Given records:
----------------------------------------

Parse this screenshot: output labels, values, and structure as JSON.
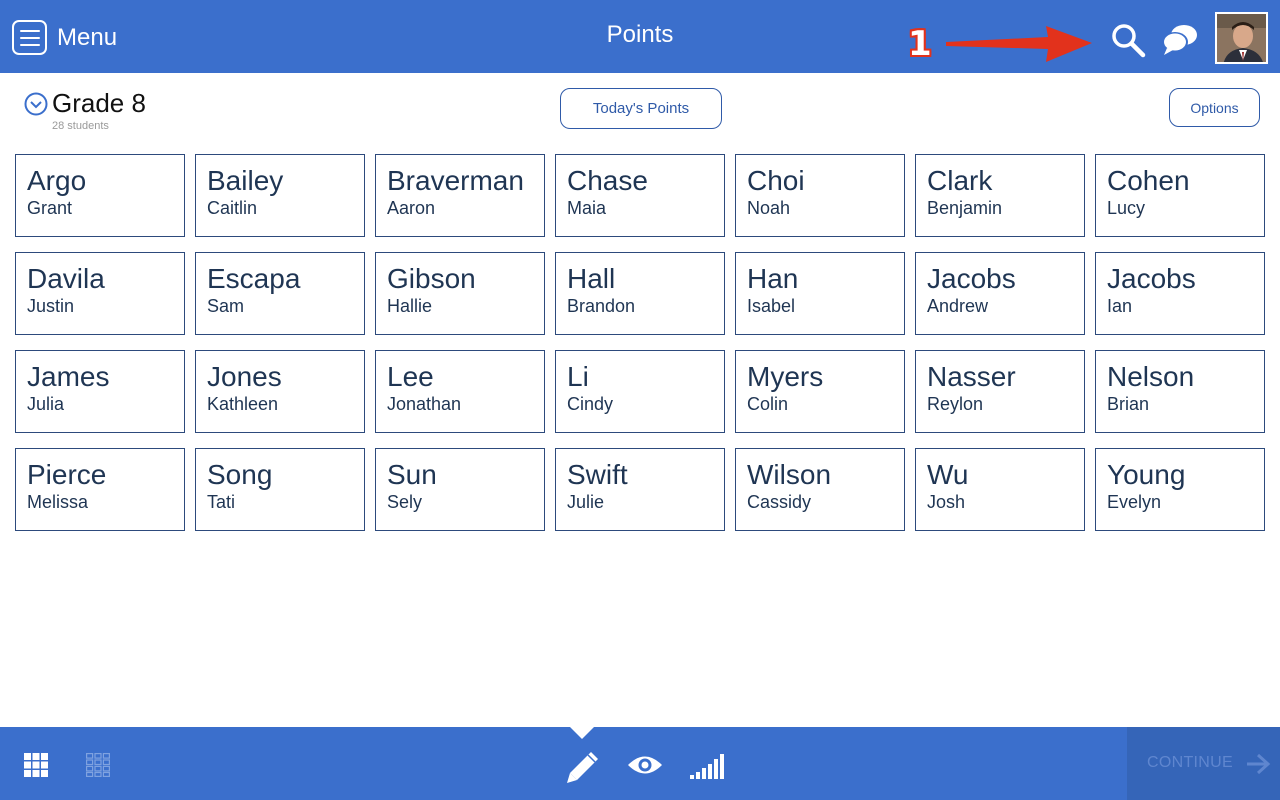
{
  "header": {
    "menu_label": "Menu",
    "title": "Points",
    "annotation_number": "1",
    "search_icon": "search-icon",
    "chat_icon": "chat-bubbles-icon",
    "avatar": "user-avatar"
  },
  "class_info": {
    "name": "Grade 8",
    "student_count": "28 students",
    "today_button": "Today's Points",
    "options_button": "Options"
  },
  "students": [
    {
      "last": "Argo",
      "first": "Grant"
    },
    {
      "last": "Bailey",
      "first": "Caitlin"
    },
    {
      "last": "Braverman",
      "first": "Aaron"
    },
    {
      "last": "Chase",
      "first": "Maia"
    },
    {
      "last": "Choi",
      "first": "Noah"
    },
    {
      "last": "Clark",
      "first": "Benjamin"
    },
    {
      "last": "Cohen",
      "first": "Lucy"
    },
    {
      "last": "Davila",
      "first": "Justin"
    },
    {
      "last": "Escapa",
      "first": "Sam"
    },
    {
      "last": "Gibson",
      "first": "Hallie"
    },
    {
      "last": "Hall",
      "first": "Brandon"
    },
    {
      "last": "Han",
      "first": "Isabel"
    },
    {
      "last": "Jacobs",
      "first": "Andrew"
    },
    {
      "last": "Jacobs",
      "first": "Ian"
    },
    {
      "last": "James",
      "first": "Julia"
    },
    {
      "last": "Jones",
      "first": "Kathleen"
    },
    {
      "last": "Lee",
      "first": "Jonathan"
    },
    {
      "last": "Li",
      "first": "Cindy"
    },
    {
      "last": "Myers",
      "first": "Colin"
    },
    {
      "last": "Nasser",
      "first": "Reylon"
    },
    {
      "last": "Nelson",
      "first": "Brian"
    },
    {
      "last": "Pierce",
      "first": "Melissa"
    },
    {
      "last": "Song",
      "first": "Tati"
    },
    {
      "last": "Sun",
      "first": "Sely"
    },
    {
      "last": "Swift",
      "first": "Julie"
    },
    {
      "last": "Wilson",
      "first": "Cassidy"
    },
    {
      "last": "Wu",
      "first": "Josh"
    },
    {
      "last": "Young",
      "first": "Evelyn"
    }
  ],
  "footer": {
    "continue_label": "CONTINUE"
  },
  "colors": {
    "bar": "#3b6fcc",
    "card_border": "#2d4a7c",
    "name_text": "#1f3553",
    "annotation": "#e2321c"
  }
}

----------------------------------------

Task brief: Count every line in the listing above that holds "students", then report only the count.

Written solution: 2